▶ **SET PROBLEM**:
State only the number of lines that contain the string "site".

[Stored data entries]
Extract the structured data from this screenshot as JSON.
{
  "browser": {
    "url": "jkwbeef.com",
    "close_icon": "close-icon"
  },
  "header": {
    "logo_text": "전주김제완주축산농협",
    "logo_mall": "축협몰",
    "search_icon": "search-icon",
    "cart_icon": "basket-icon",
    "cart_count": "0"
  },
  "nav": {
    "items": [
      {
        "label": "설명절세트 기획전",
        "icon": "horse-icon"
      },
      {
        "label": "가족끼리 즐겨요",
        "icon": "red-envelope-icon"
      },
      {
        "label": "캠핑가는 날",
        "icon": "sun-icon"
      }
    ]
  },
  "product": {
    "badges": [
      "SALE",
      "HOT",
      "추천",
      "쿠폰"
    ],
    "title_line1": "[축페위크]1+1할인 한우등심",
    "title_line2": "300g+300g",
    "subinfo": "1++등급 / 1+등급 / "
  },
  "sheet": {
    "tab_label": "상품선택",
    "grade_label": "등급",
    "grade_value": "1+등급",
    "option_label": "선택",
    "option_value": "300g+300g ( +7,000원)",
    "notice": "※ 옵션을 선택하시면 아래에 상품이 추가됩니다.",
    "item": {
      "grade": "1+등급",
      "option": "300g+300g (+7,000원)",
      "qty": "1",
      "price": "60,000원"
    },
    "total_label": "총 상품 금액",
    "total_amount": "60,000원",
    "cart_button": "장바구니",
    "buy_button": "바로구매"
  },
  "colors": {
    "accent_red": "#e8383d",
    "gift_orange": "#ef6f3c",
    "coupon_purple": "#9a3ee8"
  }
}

* * *

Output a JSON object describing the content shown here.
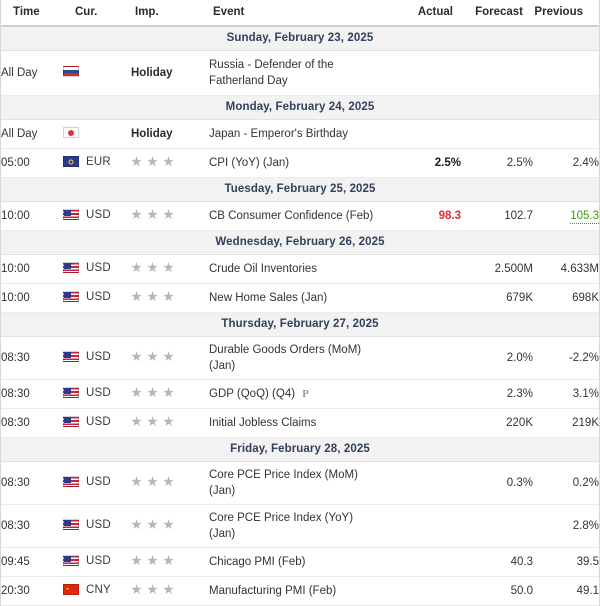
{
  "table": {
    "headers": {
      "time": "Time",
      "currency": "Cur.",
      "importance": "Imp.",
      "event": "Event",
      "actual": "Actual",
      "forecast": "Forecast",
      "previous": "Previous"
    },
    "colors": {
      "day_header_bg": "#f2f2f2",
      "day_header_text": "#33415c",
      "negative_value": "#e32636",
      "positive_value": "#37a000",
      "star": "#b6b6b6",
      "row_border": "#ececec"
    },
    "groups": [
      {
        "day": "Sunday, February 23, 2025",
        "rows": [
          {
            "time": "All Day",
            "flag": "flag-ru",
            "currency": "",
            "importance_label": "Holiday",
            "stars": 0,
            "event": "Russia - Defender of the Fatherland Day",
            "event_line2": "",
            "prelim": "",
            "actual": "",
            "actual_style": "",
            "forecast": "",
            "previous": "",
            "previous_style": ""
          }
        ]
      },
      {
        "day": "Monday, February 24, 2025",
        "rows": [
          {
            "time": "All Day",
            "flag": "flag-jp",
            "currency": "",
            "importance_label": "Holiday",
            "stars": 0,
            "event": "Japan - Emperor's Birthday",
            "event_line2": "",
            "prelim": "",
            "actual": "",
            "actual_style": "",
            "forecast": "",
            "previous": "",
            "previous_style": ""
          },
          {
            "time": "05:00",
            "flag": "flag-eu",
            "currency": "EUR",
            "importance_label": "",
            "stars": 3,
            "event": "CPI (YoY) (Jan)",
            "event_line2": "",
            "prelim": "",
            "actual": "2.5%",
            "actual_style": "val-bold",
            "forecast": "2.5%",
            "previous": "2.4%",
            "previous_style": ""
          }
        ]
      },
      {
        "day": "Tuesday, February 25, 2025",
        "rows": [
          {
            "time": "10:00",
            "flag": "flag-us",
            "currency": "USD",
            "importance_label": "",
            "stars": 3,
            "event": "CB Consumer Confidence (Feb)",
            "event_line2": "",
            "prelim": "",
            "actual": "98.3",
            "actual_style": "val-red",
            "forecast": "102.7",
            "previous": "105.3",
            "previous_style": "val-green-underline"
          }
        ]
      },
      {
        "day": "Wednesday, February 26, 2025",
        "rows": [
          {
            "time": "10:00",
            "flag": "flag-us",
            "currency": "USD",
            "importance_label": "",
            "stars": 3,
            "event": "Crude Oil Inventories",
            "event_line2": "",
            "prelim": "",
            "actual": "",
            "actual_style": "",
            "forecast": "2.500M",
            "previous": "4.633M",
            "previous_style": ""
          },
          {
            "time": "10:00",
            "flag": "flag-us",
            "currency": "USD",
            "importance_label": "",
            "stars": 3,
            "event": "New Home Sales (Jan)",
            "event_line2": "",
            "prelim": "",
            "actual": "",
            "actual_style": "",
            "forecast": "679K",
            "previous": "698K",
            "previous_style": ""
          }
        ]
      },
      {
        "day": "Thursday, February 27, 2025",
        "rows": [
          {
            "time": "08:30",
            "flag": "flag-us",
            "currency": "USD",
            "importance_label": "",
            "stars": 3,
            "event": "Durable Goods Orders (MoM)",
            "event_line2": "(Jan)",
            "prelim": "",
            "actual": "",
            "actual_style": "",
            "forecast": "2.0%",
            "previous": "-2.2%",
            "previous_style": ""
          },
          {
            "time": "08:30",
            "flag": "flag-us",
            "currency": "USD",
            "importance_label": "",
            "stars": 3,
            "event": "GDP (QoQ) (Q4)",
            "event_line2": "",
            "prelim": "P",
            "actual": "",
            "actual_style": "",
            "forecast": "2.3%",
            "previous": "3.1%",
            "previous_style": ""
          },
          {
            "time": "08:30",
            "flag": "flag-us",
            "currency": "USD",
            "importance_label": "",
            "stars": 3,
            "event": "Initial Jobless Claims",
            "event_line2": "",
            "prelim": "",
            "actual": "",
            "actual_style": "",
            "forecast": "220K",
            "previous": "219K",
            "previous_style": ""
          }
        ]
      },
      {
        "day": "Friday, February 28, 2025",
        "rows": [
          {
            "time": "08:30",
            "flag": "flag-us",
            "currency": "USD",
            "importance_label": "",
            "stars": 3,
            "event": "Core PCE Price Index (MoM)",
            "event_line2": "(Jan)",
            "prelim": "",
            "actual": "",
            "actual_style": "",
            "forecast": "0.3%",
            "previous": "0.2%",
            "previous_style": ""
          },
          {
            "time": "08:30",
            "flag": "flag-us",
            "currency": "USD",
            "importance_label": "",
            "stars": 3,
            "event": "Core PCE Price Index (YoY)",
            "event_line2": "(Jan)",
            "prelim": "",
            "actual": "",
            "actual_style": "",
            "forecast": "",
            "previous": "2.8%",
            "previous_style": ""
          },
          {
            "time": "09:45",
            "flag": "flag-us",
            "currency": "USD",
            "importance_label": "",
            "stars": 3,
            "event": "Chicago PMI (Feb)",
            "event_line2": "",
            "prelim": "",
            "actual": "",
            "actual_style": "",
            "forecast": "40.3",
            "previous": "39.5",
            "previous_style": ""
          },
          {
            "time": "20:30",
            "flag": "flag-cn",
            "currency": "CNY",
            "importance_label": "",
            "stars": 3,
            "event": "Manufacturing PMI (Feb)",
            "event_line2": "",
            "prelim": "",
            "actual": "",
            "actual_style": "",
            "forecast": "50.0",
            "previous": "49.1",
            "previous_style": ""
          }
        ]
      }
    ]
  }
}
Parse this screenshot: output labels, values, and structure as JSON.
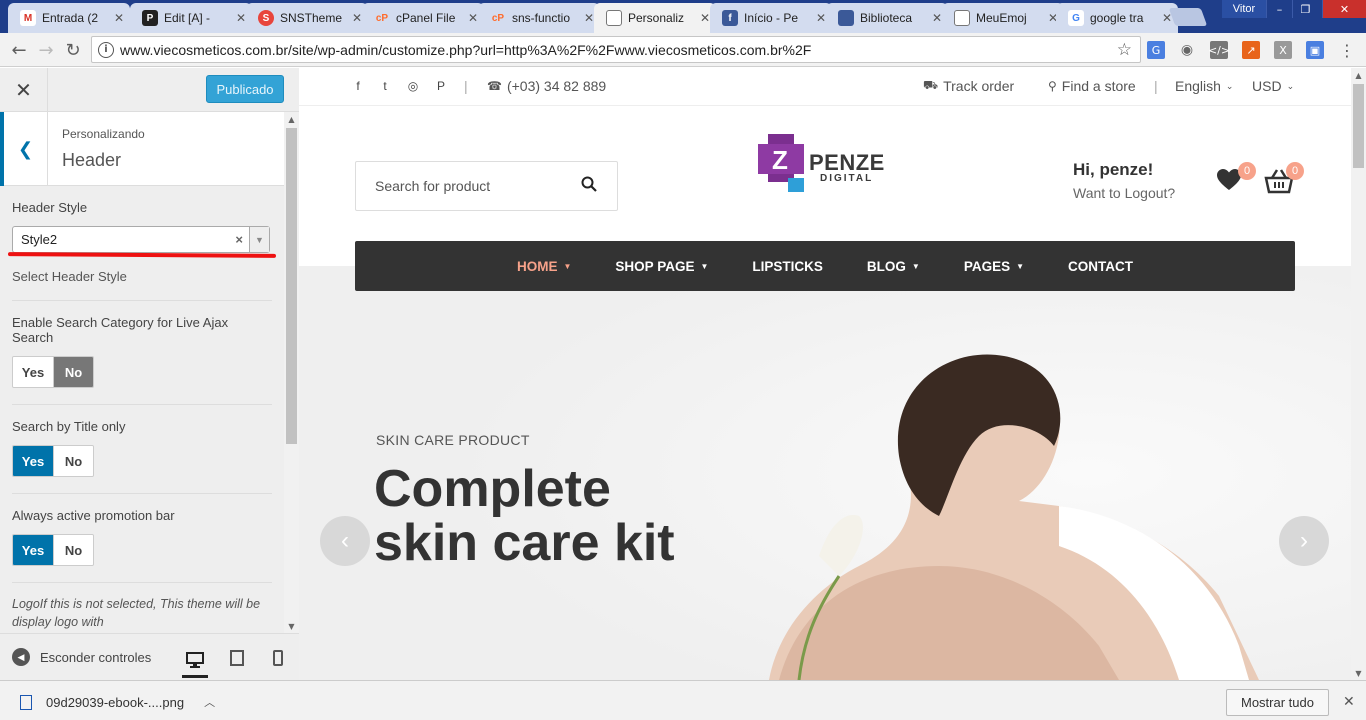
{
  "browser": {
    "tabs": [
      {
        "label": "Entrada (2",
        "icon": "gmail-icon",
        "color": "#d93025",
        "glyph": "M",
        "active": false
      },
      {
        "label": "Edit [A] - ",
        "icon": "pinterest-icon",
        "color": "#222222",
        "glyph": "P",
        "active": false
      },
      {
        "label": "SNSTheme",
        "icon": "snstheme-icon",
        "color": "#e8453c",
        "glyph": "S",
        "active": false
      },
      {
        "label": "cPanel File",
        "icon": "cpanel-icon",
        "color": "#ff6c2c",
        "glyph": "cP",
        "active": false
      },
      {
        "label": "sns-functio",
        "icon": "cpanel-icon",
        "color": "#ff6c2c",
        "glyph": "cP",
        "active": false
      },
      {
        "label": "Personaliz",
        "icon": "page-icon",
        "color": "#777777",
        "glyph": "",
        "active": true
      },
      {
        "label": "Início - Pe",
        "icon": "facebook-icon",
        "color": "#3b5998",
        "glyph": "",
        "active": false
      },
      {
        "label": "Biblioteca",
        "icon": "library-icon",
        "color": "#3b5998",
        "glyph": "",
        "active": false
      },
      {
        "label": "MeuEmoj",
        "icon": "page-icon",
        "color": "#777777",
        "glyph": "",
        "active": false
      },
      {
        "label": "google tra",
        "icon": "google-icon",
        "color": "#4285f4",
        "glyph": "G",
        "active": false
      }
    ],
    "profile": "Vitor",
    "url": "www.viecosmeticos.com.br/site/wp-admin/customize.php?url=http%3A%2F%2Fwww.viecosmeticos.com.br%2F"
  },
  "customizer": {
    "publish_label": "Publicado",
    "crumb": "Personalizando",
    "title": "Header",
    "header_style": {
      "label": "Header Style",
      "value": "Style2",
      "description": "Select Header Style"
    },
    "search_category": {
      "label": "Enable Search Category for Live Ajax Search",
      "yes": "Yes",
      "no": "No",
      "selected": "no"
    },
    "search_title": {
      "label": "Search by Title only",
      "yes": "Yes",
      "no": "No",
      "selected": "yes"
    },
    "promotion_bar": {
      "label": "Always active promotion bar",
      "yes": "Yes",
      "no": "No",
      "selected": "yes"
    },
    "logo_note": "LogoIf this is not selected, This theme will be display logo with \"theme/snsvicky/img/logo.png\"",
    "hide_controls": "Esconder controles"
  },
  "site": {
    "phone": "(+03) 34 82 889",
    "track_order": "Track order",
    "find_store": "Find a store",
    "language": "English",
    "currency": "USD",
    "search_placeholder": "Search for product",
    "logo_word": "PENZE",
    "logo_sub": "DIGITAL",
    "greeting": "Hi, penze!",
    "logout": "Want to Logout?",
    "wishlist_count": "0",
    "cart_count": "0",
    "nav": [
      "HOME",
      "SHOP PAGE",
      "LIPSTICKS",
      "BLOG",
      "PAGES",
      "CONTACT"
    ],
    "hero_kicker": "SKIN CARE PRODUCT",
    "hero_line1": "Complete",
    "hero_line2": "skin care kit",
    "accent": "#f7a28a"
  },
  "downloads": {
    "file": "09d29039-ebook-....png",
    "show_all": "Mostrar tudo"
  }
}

▶ **FULL OUTPUT**:
2